[SHORT EXERCISE]:
Your task is to extract every entry that follows word for word while excluding the pictures.

Saved data entries
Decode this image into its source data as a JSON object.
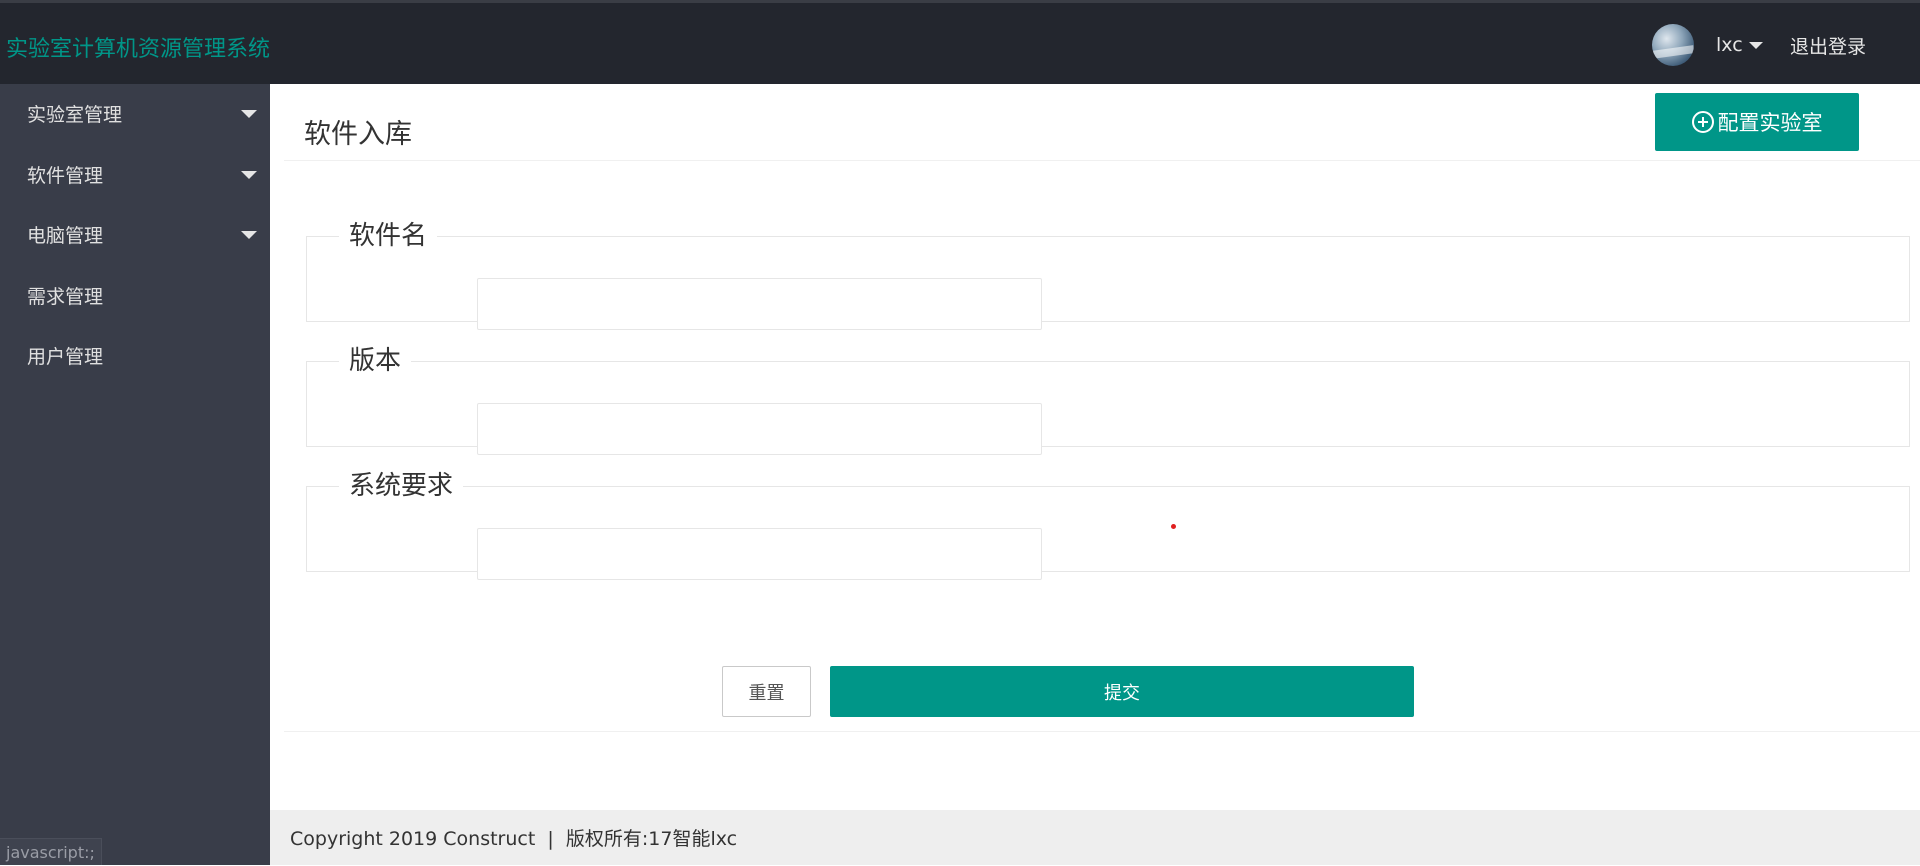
{
  "header": {
    "app_title": "实验室计算机资源管理系统",
    "username": "lxc",
    "logout_label": "退出登录"
  },
  "sidebar": {
    "items": [
      {
        "label": "实验室管理",
        "has_submenu": true
      },
      {
        "label": "软件管理",
        "has_submenu": true
      },
      {
        "label": "电脑管理",
        "has_submenu": true
      },
      {
        "label": "需求管理",
        "has_submenu": false
      },
      {
        "label": "用户管理",
        "has_submenu": false
      }
    ]
  },
  "status_bar": {
    "link_preview": "javascript:;"
  },
  "main": {
    "page_title": "软件入库",
    "config_button_label": "配置实验室",
    "form": {
      "fields": [
        {
          "legend": "软件名",
          "value": "",
          "placeholder": ""
        },
        {
          "legend": "版本",
          "value": "",
          "placeholder": ""
        },
        {
          "legend": "系统要求",
          "value": "",
          "placeholder": ""
        }
      ],
      "reset_label": "重置",
      "submit_label": "提交"
    }
  },
  "footer": {
    "copyright": "Copyright 2019 Construct  |  版权所有:17智能lxc"
  },
  "colors": {
    "accent": "#009688",
    "header_bg": "#23262e",
    "sidebar_bg": "#393d49",
    "footer_bg": "#eeeeee"
  },
  "icons": {
    "config_button": "plus-circle-icon",
    "user_dropdown": "caret-down-icon",
    "submenu": "caret-down-icon"
  }
}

[CORRECT RESPONSE]:
Decode this image into its source data as a JSON object.
{
  "header": {
    "app_title": "实验室计算机资源管理系统",
    "username": "lxc",
    "logout_label": "退出登录"
  },
  "sidebar": {
    "items": [
      {
        "label": "实验室管理",
        "has_submenu": true
      },
      {
        "label": "软件管理",
        "has_submenu": true
      },
      {
        "label": "电脑管理",
        "has_submenu": true
      },
      {
        "label": "需求管理",
        "has_submenu": false
      },
      {
        "label": "用户管理",
        "has_submenu": false
      }
    ]
  },
  "status_bar": {
    "link_preview": "javascript:;"
  },
  "main": {
    "page_title": "软件入库",
    "config_button_label": "配置实验室",
    "form": {
      "fields": [
        {
          "legend": "软件名",
          "value": "",
          "placeholder": ""
        },
        {
          "legend": "版本",
          "value": "",
          "placeholder": ""
        },
        {
          "legend": "系统要求",
          "value": "",
          "placeholder": ""
        }
      ],
      "reset_label": "重置",
      "submit_label": "提交"
    }
  },
  "footer": {
    "copyright": "Copyright 2019 Construct  |  版权所有:17智能lxc"
  },
  "colors": {
    "accent": "#009688",
    "header_bg": "#23262e",
    "sidebar_bg": "#393d49",
    "footer_bg": "#eeeeee"
  },
  "icons": {
    "config_button": "plus-circle-icon",
    "user_dropdown": "caret-down-icon",
    "submenu": "caret-down-icon"
  }
}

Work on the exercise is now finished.